- [Dataset entries on figures]:

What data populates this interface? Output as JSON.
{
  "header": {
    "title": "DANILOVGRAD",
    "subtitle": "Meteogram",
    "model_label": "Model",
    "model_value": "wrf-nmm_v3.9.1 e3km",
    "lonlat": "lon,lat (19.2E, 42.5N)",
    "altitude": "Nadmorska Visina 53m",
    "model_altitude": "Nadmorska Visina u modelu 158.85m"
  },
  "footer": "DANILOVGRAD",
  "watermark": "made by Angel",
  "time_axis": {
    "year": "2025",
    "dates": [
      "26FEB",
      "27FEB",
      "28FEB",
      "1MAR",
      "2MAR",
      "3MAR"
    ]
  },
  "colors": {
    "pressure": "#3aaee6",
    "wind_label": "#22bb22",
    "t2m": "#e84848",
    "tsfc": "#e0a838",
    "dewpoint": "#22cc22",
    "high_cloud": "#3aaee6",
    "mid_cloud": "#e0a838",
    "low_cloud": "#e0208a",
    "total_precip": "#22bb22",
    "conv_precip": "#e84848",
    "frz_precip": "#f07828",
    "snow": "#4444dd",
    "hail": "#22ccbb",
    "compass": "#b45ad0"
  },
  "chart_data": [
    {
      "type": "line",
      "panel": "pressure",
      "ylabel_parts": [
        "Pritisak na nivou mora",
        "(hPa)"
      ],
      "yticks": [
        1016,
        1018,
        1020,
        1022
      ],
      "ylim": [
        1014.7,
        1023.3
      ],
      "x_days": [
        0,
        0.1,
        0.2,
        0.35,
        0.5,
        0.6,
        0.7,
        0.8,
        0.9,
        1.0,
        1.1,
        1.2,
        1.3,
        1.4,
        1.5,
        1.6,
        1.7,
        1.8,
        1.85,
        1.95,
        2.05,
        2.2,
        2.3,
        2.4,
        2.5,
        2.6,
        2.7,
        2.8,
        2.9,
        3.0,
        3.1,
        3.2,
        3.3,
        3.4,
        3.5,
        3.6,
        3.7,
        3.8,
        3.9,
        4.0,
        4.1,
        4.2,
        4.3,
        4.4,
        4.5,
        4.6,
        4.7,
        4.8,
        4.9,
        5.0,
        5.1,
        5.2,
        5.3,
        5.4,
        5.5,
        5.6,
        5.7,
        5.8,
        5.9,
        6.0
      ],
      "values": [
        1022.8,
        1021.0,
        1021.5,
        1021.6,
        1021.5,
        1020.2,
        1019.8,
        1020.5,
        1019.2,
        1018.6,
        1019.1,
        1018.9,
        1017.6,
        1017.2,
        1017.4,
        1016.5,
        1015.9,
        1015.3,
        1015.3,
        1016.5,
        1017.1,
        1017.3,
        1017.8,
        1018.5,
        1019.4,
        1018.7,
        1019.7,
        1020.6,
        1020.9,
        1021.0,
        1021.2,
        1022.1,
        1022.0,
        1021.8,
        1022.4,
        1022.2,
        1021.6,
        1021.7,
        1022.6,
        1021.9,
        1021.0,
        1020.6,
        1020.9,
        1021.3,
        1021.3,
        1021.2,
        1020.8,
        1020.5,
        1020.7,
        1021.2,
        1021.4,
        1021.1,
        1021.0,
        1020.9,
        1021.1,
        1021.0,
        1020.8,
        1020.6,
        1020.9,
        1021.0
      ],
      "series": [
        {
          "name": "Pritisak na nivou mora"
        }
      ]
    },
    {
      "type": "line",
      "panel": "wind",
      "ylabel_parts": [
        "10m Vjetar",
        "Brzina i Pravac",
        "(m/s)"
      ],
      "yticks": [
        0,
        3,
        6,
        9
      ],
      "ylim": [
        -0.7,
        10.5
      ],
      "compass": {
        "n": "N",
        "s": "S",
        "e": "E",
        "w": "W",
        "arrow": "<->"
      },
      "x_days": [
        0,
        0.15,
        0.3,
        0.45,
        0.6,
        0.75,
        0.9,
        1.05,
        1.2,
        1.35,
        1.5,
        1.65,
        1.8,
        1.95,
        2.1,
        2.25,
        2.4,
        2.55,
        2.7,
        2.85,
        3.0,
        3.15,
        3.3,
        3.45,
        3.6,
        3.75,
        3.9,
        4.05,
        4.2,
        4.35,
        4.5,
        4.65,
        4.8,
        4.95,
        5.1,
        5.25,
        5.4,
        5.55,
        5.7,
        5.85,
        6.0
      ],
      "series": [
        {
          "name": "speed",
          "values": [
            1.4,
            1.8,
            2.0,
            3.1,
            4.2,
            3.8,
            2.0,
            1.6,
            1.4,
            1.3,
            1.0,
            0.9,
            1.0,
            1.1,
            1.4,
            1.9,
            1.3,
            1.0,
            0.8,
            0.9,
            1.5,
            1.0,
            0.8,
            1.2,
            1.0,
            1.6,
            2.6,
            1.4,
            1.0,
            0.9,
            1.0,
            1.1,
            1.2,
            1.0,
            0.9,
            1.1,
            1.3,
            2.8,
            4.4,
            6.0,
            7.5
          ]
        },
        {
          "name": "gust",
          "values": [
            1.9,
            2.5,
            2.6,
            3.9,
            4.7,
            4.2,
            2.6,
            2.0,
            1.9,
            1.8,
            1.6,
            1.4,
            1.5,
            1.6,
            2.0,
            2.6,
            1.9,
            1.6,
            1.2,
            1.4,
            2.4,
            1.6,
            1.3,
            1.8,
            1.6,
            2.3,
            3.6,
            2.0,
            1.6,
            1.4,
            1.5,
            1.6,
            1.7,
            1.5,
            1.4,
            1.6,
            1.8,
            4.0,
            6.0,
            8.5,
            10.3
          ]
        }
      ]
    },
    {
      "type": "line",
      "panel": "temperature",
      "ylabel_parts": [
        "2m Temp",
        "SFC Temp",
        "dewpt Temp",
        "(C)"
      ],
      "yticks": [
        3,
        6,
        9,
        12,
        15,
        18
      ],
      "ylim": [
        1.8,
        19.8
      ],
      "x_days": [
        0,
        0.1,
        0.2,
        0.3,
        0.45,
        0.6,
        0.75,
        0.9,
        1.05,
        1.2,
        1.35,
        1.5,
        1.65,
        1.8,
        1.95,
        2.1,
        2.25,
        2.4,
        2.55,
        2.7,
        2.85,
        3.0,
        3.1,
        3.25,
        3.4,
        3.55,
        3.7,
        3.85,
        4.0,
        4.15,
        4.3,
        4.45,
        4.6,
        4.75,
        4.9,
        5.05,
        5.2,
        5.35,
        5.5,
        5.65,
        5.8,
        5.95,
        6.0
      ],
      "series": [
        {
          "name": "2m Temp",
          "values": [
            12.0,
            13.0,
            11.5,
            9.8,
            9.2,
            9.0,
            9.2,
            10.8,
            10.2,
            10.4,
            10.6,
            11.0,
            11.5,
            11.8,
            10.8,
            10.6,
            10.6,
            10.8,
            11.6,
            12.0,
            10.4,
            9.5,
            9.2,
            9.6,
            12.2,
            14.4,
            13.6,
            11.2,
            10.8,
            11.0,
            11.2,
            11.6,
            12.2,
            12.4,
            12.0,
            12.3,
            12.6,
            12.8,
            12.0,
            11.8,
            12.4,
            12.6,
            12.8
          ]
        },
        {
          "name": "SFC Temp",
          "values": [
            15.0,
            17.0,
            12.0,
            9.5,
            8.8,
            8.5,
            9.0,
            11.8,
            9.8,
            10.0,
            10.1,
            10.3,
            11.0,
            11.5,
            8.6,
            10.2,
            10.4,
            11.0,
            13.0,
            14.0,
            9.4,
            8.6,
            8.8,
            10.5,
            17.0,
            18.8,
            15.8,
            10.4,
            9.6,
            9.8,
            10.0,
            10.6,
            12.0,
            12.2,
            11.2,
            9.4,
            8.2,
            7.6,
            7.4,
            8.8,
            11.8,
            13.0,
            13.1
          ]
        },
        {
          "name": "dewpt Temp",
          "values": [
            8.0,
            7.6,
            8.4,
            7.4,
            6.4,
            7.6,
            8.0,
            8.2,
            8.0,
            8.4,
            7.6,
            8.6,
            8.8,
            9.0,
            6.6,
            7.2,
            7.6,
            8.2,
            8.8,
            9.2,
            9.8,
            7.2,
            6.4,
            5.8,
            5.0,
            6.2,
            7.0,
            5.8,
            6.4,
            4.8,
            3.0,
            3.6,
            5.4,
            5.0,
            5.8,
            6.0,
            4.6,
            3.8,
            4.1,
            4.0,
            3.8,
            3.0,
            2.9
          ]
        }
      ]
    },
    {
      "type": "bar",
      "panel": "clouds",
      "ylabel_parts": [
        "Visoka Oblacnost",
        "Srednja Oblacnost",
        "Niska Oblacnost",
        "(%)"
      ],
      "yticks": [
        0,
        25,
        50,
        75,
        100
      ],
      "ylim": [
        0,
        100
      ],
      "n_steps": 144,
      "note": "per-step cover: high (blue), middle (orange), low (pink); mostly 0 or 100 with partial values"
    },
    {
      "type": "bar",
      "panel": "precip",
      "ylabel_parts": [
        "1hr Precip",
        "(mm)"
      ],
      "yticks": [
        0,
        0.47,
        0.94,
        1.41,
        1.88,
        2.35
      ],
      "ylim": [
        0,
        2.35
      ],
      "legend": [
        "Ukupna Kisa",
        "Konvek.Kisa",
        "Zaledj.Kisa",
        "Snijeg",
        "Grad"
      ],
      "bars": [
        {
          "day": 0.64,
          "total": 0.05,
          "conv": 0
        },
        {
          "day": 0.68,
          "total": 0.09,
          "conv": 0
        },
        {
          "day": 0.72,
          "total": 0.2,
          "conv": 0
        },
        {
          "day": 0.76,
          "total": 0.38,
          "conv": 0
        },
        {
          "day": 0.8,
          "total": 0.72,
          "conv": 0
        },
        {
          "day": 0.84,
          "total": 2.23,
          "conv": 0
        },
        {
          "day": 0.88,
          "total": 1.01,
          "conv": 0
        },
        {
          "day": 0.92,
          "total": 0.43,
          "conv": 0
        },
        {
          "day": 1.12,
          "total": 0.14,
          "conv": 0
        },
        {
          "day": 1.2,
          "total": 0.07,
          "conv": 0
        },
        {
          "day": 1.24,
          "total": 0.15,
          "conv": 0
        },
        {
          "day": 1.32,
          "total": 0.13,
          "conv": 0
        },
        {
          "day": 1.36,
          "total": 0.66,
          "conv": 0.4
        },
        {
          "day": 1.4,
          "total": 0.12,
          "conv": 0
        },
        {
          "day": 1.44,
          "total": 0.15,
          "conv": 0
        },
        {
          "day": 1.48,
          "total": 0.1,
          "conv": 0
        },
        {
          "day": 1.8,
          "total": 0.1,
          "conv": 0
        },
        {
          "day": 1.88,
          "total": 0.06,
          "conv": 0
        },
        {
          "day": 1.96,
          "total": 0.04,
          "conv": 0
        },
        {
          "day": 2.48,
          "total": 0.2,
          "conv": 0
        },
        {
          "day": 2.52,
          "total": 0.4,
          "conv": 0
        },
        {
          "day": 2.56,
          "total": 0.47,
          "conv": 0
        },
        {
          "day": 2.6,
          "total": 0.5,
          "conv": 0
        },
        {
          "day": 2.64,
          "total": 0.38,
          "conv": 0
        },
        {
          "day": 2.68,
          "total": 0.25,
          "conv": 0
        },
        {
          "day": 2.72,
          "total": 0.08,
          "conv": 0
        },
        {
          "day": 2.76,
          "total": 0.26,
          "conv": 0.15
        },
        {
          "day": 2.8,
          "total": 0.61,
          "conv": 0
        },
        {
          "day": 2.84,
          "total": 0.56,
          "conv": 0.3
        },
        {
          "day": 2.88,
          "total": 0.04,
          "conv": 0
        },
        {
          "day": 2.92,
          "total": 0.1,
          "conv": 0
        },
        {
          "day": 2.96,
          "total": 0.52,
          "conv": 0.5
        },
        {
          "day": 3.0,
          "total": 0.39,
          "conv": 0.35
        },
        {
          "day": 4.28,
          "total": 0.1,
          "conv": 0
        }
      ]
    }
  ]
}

- [Aim of the exercise]: Each line in the listing above that contains "Pritisak" should be copied.

- [Response to the task]:
        "Pritisak na nivou mora",
          "name": "Pritisak na nivou mora"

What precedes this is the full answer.